Directions for this task: Go through the records and copy each line where the word "swap" occurs.

Start Supplied material

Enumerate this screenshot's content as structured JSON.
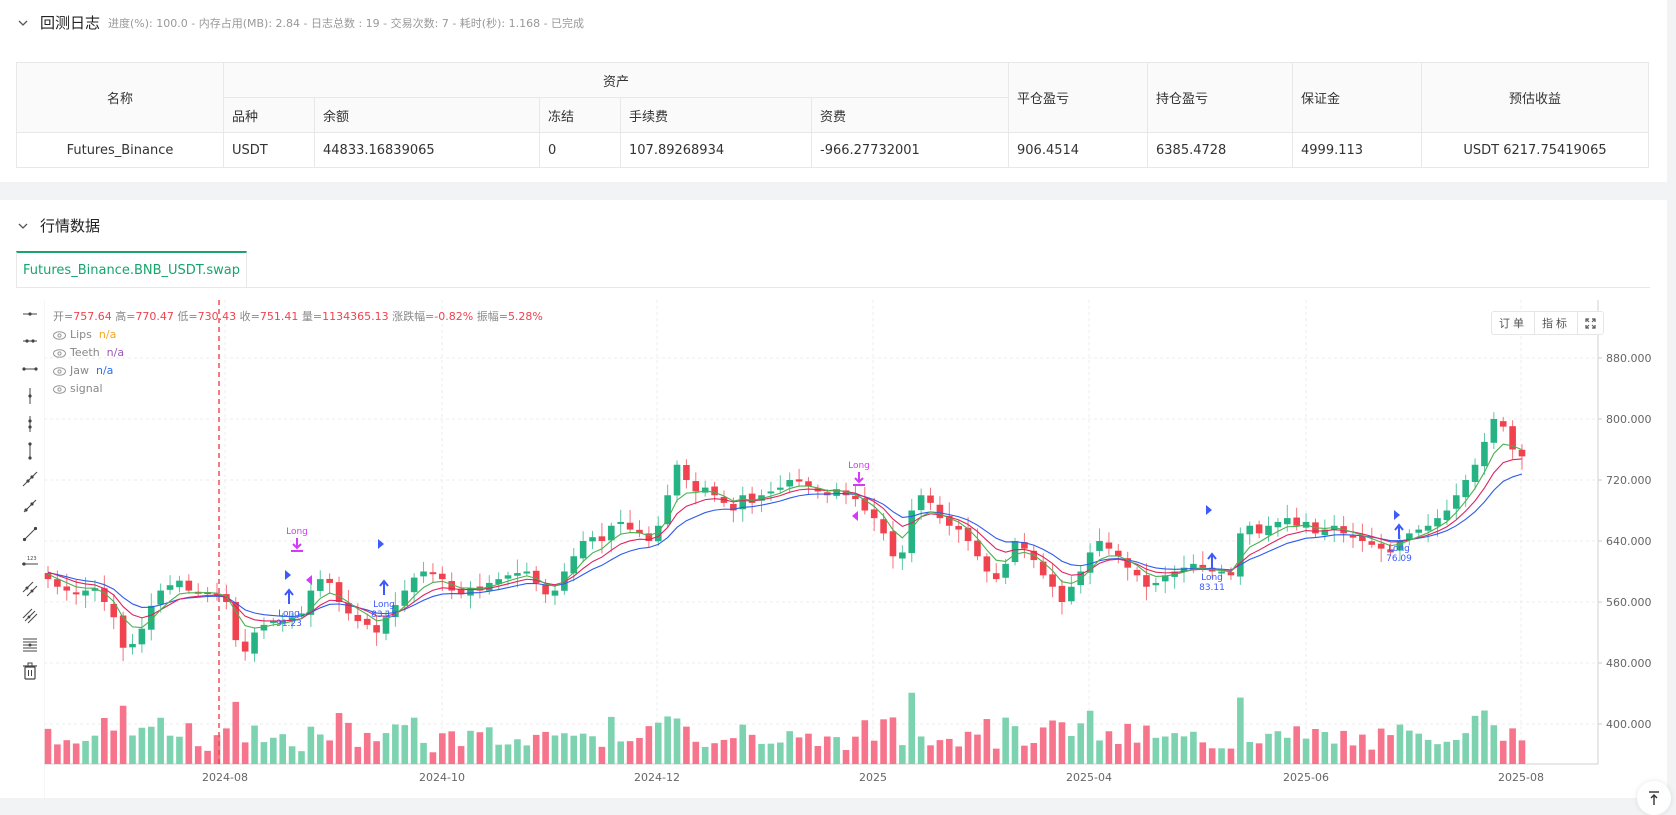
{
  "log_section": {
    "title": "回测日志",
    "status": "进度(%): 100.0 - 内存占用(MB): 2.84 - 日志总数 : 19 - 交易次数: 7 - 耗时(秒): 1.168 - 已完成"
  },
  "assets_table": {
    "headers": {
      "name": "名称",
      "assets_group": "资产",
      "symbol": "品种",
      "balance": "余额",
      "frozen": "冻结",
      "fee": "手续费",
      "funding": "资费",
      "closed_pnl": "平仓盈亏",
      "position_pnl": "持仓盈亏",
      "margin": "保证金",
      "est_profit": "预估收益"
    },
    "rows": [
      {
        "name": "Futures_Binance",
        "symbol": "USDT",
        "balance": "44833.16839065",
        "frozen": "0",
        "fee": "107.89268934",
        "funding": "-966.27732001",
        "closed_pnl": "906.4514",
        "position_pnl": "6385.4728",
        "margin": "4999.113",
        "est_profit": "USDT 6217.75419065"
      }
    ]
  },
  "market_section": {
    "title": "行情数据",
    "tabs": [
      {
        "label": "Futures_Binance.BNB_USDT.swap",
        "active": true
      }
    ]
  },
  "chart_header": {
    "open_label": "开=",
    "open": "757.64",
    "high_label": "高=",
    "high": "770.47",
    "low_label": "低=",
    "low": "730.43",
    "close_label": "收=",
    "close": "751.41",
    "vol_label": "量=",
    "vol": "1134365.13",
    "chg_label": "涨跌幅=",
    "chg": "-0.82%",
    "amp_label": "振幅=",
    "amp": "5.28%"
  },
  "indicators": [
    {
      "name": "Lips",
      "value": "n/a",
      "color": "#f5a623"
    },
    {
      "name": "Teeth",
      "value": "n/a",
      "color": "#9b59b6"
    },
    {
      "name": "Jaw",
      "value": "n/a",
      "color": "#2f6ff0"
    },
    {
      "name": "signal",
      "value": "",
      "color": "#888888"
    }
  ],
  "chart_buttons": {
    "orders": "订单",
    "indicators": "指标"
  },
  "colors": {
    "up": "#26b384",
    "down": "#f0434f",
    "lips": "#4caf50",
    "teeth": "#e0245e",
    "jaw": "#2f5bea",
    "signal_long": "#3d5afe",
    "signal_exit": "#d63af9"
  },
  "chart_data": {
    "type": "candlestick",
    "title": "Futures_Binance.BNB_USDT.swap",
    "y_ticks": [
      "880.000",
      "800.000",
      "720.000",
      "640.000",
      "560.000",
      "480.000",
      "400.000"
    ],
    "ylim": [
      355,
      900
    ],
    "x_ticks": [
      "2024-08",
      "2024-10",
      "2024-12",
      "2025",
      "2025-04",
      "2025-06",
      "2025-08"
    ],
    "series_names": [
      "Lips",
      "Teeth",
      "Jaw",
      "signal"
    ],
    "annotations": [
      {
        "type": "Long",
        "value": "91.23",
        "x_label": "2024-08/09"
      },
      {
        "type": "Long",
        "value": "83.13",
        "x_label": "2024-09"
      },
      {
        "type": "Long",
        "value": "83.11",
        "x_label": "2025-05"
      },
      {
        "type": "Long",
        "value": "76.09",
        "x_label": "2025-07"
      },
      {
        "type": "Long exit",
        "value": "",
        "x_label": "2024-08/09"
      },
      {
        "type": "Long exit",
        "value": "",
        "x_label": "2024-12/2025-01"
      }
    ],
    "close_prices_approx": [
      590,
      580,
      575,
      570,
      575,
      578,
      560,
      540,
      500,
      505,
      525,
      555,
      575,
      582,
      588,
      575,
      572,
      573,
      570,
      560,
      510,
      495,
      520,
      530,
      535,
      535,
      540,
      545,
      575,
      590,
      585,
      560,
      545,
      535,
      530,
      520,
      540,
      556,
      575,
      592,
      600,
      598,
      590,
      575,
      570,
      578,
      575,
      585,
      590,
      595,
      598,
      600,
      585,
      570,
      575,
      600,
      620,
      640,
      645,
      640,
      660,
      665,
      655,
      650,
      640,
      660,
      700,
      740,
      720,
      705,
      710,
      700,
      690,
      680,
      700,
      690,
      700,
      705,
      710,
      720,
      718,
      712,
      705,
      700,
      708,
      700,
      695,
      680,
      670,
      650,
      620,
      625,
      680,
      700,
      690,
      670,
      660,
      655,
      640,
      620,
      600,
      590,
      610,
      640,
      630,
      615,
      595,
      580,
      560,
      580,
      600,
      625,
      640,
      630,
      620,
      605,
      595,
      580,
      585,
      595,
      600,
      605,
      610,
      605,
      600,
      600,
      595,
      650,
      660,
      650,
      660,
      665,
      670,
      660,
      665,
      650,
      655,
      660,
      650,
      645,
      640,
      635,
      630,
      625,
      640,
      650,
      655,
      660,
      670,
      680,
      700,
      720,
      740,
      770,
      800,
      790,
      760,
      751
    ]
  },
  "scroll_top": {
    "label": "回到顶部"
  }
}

End Supplied material
Start Supplied material

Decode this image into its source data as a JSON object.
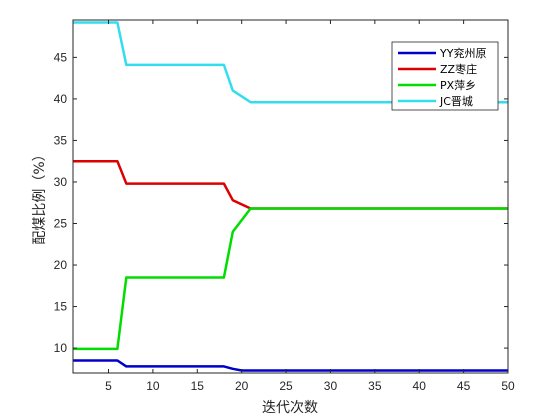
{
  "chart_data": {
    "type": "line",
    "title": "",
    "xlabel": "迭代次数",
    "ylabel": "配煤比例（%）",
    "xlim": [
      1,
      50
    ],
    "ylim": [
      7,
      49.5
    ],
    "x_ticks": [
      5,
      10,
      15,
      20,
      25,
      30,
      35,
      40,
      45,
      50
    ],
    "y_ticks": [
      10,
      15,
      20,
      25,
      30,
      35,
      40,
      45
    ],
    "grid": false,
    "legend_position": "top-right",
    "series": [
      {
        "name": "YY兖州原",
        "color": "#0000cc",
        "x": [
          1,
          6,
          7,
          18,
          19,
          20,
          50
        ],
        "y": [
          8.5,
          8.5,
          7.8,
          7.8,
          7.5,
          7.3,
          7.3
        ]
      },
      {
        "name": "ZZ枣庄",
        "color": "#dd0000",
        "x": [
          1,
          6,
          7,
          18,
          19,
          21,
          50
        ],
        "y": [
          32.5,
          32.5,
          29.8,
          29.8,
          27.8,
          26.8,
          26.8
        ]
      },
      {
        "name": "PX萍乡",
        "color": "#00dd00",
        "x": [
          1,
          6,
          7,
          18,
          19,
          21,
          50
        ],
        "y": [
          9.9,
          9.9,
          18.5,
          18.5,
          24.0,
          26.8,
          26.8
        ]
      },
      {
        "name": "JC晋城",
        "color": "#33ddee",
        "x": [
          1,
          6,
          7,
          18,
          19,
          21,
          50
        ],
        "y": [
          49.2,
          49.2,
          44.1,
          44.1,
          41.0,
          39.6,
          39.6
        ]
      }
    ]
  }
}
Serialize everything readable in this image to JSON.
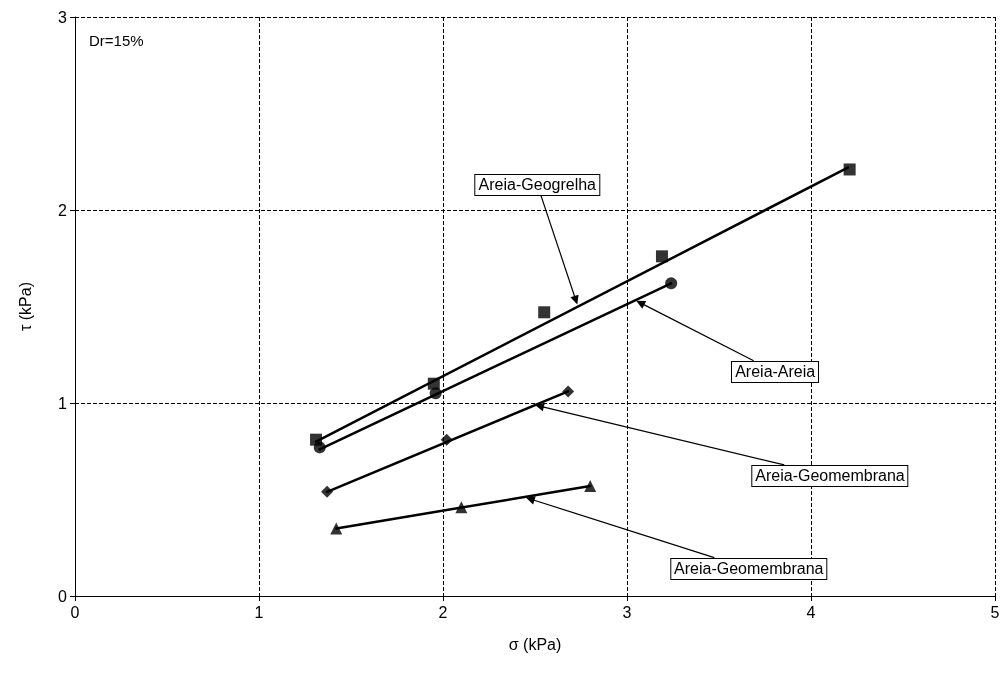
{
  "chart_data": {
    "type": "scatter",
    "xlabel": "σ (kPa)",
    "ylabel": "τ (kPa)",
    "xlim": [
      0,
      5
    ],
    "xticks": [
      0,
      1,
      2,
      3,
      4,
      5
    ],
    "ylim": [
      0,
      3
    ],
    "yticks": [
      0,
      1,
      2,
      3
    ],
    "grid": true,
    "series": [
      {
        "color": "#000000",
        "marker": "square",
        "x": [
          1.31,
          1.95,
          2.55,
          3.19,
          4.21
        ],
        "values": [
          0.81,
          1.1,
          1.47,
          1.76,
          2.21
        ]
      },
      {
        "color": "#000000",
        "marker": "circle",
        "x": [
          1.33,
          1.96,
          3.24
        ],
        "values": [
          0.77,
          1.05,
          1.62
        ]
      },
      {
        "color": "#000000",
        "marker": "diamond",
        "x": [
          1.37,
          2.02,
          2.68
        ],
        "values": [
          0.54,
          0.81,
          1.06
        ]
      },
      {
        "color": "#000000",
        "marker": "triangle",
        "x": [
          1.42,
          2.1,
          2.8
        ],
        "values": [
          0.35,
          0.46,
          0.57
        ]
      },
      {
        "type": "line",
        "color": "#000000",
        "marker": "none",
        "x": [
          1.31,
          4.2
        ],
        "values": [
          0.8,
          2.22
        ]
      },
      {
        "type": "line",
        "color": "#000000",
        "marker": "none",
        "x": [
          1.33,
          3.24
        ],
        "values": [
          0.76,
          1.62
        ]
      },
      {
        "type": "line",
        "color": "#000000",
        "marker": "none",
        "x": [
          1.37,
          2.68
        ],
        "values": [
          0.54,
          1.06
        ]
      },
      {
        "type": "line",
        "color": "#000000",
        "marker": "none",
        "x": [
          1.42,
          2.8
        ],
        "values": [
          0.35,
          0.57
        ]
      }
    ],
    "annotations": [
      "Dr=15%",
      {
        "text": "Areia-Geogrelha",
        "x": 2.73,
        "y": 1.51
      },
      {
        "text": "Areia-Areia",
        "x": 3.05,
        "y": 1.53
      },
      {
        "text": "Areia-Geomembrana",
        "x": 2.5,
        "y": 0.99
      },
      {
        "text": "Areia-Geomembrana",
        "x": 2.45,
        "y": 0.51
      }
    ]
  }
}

End Supplied material

Solution for this task:
        "label": "Futures_Binance.BNB_USDT.swap",
    "title": "Futures_Binance.BNB_USDT.swap",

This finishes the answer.